**EXERCISE TASK**
Output all the material that follows, exactly as given.

..............................

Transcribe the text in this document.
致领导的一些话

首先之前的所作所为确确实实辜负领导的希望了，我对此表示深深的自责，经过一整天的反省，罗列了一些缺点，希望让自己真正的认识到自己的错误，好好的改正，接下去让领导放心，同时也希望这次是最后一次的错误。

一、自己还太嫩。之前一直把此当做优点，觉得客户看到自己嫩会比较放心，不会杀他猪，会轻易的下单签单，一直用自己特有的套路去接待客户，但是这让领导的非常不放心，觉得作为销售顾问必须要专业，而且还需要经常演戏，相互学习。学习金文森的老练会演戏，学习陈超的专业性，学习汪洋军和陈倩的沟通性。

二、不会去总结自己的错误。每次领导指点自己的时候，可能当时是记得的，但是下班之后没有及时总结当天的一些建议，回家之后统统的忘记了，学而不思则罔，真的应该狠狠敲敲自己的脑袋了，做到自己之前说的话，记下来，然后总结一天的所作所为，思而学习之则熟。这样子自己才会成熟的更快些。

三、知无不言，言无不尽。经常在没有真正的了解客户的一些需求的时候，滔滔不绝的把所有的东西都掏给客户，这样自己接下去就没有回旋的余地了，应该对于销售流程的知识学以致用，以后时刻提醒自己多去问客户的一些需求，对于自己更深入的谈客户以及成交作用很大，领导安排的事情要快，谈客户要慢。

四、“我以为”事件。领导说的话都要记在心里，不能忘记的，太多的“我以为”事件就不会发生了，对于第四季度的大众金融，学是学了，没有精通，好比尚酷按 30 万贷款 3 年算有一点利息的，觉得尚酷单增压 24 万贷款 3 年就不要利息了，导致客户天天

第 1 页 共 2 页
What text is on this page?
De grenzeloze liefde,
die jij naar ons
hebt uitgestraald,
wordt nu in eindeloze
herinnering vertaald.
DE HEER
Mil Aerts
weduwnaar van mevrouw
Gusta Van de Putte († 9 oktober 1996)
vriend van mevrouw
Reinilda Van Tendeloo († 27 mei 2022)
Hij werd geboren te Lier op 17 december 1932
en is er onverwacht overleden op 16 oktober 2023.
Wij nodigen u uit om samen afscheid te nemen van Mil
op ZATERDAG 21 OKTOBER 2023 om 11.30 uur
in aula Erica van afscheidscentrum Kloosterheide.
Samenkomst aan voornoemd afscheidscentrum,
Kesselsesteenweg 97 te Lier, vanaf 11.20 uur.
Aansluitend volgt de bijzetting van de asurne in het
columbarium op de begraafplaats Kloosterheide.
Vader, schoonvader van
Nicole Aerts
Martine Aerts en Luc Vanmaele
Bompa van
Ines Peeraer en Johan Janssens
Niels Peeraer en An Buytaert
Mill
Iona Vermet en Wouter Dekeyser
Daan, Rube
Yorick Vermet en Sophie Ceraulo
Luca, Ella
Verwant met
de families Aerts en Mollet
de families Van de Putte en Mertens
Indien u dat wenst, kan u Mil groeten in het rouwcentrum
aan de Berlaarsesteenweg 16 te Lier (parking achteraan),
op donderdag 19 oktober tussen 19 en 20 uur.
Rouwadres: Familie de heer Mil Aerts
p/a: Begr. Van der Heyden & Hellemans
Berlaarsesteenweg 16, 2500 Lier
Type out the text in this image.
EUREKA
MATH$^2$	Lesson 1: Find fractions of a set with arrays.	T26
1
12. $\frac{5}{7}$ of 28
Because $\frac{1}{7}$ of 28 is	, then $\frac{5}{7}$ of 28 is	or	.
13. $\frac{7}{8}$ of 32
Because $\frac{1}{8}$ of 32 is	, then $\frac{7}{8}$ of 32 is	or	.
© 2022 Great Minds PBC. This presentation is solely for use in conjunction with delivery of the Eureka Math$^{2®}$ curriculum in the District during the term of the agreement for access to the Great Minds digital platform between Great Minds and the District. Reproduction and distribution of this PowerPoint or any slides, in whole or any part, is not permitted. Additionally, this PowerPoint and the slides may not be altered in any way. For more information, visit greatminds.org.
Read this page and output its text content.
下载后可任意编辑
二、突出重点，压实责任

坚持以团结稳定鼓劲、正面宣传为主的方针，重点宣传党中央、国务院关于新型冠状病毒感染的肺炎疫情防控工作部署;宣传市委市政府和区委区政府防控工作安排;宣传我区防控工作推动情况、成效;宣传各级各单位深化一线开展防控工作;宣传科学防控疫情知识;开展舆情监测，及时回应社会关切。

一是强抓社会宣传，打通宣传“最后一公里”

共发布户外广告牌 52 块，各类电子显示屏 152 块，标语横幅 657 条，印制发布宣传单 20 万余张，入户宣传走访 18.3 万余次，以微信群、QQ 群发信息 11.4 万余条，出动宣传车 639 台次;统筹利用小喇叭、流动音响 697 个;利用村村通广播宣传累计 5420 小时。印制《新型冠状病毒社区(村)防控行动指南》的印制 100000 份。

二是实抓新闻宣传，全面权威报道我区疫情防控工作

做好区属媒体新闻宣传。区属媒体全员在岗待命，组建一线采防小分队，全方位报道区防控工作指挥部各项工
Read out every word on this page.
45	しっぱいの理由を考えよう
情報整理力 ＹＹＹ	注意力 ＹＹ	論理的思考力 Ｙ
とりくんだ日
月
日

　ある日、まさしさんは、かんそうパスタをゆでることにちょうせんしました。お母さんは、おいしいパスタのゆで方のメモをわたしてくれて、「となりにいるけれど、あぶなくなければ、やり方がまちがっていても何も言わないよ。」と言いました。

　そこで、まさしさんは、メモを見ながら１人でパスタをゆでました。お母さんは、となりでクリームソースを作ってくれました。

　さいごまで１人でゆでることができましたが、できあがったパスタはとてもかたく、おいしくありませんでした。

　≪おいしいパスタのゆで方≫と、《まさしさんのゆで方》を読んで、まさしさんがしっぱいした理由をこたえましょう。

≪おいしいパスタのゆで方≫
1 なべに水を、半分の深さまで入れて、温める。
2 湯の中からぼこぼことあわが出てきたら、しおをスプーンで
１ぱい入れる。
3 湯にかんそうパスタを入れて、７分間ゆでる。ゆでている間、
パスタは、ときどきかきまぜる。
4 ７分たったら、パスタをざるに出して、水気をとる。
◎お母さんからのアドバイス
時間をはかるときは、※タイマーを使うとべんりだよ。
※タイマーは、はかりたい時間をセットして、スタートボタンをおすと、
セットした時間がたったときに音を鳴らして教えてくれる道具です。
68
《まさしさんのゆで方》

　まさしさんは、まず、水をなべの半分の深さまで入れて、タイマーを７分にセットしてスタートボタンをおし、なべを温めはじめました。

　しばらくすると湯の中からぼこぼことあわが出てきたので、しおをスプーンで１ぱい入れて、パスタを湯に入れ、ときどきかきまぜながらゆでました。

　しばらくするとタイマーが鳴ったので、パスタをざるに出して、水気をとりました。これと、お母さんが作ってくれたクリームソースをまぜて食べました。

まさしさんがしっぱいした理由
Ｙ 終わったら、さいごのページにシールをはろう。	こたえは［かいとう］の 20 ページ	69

..............................

**FINAL ANSWER**
Transcribe the text in this document.
致领导的一些话

首先之前的所作所为确确实实辜负领导的希望了，我对此表示深深的自责，经过一整天的反省，罗列了一些缺点，希望让自己真正的认识到自己的错误，好好的改正，接下去让领导放心，同时也希望这次是最后一次的错误。

一、自己还太嫩。之前一直把此当做优点，觉得客户看到自己嫩会比较放心，不会杀他猪，会轻易的下单签单，一直用自己特有的套路去接待客户，但是这让领导的非常不放心，觉得作为销售顾问必须要专业，而且还需要经常演戏，相互学习。学习金文森的老练会演戏，学习陈超的专业性，学习汪洋军和陈倩的沟通性。

二、不会去总结自己的错误。每次领导指点自己的时候，可能当时是记得的，但是下班之后没有及时总结当天的一些建议，回家之后统统的忘记了，学而不思则罔，真的应该狠狠敲敲自己的脑袋了，做到自己之前说的话，记下来，然后总结一天的所作所为，思而学习之则熟。这样子自己才会成熟的更快些。

三、知无不言，言无不尽。经常在没有真正的了解客户的一些需求的时候，滔滔不绝的把所有的东西都掏给客户，这样自己接下去就没有回旋的余地了，应该对于销售流程的知识学以致用，以后时刻提醒自己多去问客户的一些需求，对于自己更深入的谈客户以及成交作用很大，领导安排的事情要快，谈客户要慢。

四、“我以为”事件。领导说的话都要记在心里，不能忘记的，太多的“我以为”事件就不会发生了，对于第四季度的大众金融，学是学了，没有精通，好比尚酷按 30 万贷款 3 年算有一点利息的，觉得尚酷单增压 24 万贷款 3 年就不要利息了，导致客户天天

第 1 页 共 2 页
What text is on this page?
De grenzeloze liefde,
die jij naar ons
hebt uitgestraald,
wordt nu in eindeloze
herinnering vertaald.
DE HEER
Mil Aerts
weduwnaar van mevrouw
Gusta Van de Putte († 9 oktober 1996)
vriend van mevrouw
Reinilda Van Tendeloo († 27 mei 2022)
Hij werd geboren te Lier op 17 december 1932
en is er onverwacht overleden op 16 oktober 2023.
Wij nodigen u uit om samen afscheid te nemen van Mil
op ZATERDAG 21 OKTOBER 2023 om 11.30 uur
in aula Erica van afscheidscentrum Kloosterheide.
Samenkomst aan voornoemd afscheidscentrum,
Kesselsesteenweg 97 te Lier, vanaf 11.20 uur.
Aansluitend volgt de bijzetting van de asurne in het
columbarium op de begraafplaats Kloosterheide.
Vader, schoonvader van
Nicole Aerts
Martine Aerts en Luc Vanmaele
Bompa van
Ines Peeraer en Johan Janssens
Niels Peeraer en An Buytaert
Mill
Iona Vermet en Wouter Dekeyser
Daan, Rube
Yorick Vermet en Sophie Ceraulo
Luca, Ella
Verwant met
de families Aerts en Mollet
de families Van de Putte en Mertens
Indien u dat wenst, kan u Mil groeten in het rouwcentrum
aan de Berlaarsesteenweg 16 te Lier (parking achteraan),
op donderdag 19 oktober tussen 19 en 20 uur.
Rouwadres: Familie de heer Mil Aerts
p/a: Begr. Van der Heyden & Hellemans
Berlaarsesteenweg 16, 2500 Lier
Type out the text in this image.
EUREKA
MATH$^2$	Lesson 1: Find fractions of a set with arrays.	T26
1
12. $\frac{5}{7}$ of 28
Because $\frac{1}{7}$ of 28 is	, then $\frac{5}{7}$ of 28 is	or	.
13. $\frac{7}{8}$ of 32
Because $\frac{1}{8}$ of 32 is	, then $\frac{7}{8}$ of 32 is	or	.
© 2022 Great Minds PBC. This presentation is solely for use in conjunction with delivery of the Eureka Math$^{2®}$ curriculum in the District during the term of the agreement for access to the Great Minds digital platform between Great Minds and the District. Reproduction and distribution of this PowerPoint or any slides, in whole or any part, is not permitted. Additionally, this PowerPoint and the slides may not be altered in any way. For more information, visit greatminds.org.
Read this page and output its text content.
下载后可任意编辑
二、突出重点，压实责任

坚持以团结稳定鼓劲、正面宣传为主的方针，重点宣传党中央、国务院关于新型冠状病毒感染的肺炎疫情防控工作部署;宣传市委市政府和区委区政府防控工作安排;宣传我区防控工作推动情况、成效;宣传各级各单位深化一线开展防控工作;宣传科学防控疫情知识;开展舆情监测，及时回应社会关切。

一是强抓社会宣传，打通宣传“最后一公里”

共发布户外广告牌 52 块，各类电子显示屏 152 块，标语横幅 657 条，印制发布宣传单 20 万余张，入户宣传走访 18.3 万余次，以微信群、QQ 群发信息 11.4 万余条，出动宣传车 639 台次;统筹利用小喇叭、流动音响 697 个;利用村村通广播宣传累计 5420 小时。印制《新型冠状病毒社区(村)防控行动指南》的印制 100000 份。

二是实抓新闻宣传，全面权威报道我区疫情防控工作

做好区属媒体新闻宣传。区属媒体全员在岗待命，组建一线采防小分队，全方位报道区防控工作指挥部各项工
Read out every word on this page.
45	しっぱいの理由を考えよう
情報整理力 ＹＹＹ	注意力 ＹＹ	論理的思考力 Ｙ
とりくんだ日
月
日

　ある日、まさしさんは、かんそうパスタをゆでることにちょうせんしました。お母さんは、おいしいパスタのゆで方のメモをわたしてくれて、「となりにいるけれど、あぶなくなければ、やり方がまちがっていても何も言わないよ。」と言いました。

　そこで、まさしさんは、メモを見ながら１人でパスタをゆでました。お母さんは、となりでクリームソースを作ってくれました。

　さいごまで１人でゆでることができましたが、できあがったパスタはとてもかたく、おいしくありませんでした。

　≪おいしいパスタのゆで方≫と、《まさしさんのゆで方》を読んで、まさしさんがしっぱいした理由をこたえましょう。

≪おいしいパスタのゆで方≫
1 なべに水を、半分の深さまで入れて、温める。
2 湯の中からぼこぼことあわが出てきたら、しおをスプーンで
１ぱい入れる。
3 湯にかんそうパスタを入れて、７分間ゆでる。ゆでている間、
パスタは、ときどきかきまぜる。
4 ７分たったら、パスタをざるに出して、水気をとる。
◎お母さんからのアドバイス
時間をはかるときは、※タイマーを使うとべんりだよ。
※タイマーは、はかりたい時間をセットして、スタートボタンをおすと、
セットした時間がたったときに音を鳴らして教えてくれる道具です。
68
《まさしさんのゆで方》

　まさしさんは、まず、水をなべの半分の深さまで入れて、タイマーを７分にセットしてスタートボタンをおし、なべを温めはじめました。

　しばらくすると湯の中からぼこぼことあわが出てきたので、しおをスプーンで１ぱい入れて、パスタを湯に入れ、ときどきかきまぜながらゆでました。

　しばらくするとタイマーが鳴ったので、パスタをざるに出して、水気をとりました。これと、お母さんが作ってくれたクリームソースをまぜて食べました。

まさしさんがしっぱいした理由
Ｙ 終わったら、さいごのページにシールをはろう。	こたえは［かいとう］の 20 ページ	69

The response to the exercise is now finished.